[Some records]

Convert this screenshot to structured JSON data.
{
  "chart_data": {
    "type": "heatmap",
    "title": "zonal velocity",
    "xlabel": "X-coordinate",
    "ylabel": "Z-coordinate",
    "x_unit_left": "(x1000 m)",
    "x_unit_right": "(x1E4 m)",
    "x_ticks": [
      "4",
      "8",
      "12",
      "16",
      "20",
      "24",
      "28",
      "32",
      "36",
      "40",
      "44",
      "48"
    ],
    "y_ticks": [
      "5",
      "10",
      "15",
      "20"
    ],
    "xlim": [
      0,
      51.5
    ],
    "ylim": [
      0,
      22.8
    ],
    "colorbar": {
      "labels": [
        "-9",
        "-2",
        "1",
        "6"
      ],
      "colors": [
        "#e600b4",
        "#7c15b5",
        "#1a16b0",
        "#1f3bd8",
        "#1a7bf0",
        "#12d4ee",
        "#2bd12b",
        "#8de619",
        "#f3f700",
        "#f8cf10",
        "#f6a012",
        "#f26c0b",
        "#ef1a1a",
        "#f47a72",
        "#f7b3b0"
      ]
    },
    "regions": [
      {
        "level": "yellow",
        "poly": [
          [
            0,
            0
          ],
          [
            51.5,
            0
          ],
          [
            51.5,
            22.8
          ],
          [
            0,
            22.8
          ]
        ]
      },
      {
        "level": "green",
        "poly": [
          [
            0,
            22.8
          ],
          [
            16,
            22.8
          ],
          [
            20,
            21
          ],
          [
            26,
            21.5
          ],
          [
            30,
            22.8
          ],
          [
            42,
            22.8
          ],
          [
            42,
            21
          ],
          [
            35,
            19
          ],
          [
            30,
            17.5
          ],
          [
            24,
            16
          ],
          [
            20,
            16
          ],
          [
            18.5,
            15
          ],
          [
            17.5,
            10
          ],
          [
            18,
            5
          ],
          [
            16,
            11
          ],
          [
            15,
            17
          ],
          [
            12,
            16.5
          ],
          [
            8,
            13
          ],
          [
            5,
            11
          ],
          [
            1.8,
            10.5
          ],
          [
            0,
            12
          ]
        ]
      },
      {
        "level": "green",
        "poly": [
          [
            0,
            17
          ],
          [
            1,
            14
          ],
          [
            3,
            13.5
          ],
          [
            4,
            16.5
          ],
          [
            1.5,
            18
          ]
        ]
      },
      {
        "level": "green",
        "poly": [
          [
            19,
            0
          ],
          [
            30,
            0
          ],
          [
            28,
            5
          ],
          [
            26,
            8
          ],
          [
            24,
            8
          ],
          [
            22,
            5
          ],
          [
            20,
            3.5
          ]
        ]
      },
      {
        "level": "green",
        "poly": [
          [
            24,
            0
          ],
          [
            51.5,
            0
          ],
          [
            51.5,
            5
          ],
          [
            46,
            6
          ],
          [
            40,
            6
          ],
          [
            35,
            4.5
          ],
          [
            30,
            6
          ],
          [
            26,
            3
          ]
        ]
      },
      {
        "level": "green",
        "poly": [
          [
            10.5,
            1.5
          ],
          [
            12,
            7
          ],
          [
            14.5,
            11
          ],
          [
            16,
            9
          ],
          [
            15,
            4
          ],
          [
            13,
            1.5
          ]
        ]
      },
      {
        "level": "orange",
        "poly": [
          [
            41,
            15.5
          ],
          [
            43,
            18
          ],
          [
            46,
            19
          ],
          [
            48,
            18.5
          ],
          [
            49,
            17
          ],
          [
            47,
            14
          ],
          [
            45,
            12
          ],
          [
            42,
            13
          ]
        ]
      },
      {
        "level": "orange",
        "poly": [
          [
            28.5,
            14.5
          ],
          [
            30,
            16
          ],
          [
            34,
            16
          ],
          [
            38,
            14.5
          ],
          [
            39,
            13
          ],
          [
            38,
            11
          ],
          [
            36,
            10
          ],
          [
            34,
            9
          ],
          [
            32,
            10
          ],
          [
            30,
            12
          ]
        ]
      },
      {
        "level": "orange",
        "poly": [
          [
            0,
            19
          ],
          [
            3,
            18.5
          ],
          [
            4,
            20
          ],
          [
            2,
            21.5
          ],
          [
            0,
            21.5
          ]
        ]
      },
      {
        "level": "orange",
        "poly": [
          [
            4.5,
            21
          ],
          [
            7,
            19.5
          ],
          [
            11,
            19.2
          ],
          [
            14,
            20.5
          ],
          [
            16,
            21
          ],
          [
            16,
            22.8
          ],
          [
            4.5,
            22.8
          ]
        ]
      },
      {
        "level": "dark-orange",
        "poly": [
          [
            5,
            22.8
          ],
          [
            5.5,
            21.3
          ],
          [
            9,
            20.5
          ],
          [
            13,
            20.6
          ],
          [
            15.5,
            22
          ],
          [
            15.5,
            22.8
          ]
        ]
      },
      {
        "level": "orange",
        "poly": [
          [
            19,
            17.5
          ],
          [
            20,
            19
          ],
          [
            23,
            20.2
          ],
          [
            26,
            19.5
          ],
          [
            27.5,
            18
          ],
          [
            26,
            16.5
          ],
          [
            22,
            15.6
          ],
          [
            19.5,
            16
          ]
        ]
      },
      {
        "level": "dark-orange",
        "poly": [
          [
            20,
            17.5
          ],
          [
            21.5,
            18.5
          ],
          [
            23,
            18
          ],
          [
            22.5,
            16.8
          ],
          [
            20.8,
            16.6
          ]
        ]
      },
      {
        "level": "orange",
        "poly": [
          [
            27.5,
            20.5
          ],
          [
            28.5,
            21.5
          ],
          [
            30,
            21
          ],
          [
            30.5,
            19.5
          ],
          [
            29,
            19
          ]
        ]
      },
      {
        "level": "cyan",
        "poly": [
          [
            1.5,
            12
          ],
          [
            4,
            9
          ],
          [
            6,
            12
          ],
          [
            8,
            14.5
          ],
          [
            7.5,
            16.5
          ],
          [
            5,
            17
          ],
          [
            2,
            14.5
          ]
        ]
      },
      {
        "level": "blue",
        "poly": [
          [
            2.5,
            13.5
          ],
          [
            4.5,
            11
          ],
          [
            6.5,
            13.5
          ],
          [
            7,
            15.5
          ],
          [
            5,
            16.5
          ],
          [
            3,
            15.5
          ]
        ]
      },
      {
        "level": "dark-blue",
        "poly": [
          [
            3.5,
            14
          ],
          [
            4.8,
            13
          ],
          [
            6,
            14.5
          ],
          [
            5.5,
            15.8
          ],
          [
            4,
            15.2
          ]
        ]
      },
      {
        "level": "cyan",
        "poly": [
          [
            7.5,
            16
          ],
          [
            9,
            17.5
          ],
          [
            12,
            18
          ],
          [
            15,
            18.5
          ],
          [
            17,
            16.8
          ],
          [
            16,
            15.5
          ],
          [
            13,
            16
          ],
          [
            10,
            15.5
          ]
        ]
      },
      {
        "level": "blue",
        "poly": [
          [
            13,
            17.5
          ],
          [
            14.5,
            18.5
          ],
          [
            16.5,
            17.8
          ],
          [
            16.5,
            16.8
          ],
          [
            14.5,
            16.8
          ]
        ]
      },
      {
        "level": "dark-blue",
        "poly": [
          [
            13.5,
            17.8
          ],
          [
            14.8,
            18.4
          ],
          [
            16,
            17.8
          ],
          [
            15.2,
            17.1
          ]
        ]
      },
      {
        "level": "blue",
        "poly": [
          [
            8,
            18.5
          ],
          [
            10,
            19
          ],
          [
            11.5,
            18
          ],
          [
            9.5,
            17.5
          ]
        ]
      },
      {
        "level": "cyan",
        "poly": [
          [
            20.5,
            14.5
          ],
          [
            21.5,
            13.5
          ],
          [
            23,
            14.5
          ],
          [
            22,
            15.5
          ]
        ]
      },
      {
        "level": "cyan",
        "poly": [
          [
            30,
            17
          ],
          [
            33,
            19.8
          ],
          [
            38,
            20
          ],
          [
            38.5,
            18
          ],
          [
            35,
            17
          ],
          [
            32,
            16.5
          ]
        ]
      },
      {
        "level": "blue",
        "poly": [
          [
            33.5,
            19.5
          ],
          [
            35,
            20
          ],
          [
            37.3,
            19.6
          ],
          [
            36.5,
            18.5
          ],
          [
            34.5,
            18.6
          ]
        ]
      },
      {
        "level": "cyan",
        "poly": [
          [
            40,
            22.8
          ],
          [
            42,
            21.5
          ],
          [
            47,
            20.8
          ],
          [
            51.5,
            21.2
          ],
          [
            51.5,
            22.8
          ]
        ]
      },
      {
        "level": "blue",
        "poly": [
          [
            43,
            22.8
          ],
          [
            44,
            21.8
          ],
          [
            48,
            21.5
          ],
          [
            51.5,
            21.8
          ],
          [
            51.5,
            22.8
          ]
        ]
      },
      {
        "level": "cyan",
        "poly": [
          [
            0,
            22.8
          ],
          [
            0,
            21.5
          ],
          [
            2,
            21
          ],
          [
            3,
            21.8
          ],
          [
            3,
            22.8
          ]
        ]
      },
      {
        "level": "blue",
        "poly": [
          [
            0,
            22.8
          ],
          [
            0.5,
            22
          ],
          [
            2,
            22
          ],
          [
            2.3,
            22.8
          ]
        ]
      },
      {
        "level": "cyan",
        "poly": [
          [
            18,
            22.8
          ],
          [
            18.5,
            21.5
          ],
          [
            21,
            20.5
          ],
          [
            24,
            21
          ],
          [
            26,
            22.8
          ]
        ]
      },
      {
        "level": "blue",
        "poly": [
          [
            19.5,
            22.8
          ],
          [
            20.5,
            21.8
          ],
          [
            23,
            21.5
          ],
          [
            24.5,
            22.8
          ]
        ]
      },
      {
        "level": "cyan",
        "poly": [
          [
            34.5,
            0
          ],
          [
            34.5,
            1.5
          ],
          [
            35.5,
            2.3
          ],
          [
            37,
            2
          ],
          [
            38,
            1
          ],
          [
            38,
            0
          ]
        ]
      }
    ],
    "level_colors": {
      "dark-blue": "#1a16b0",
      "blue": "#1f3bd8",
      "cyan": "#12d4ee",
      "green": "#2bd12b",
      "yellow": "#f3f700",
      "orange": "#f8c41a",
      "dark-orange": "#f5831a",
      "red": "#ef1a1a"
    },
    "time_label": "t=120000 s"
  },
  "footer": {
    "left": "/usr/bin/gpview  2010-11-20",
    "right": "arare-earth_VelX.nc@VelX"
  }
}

What to produce: List the lines of the records where "coordinate" occurs.

Written response:
    "xlabel": "X-coordinate",
    "ylabel": "Z-coordinate",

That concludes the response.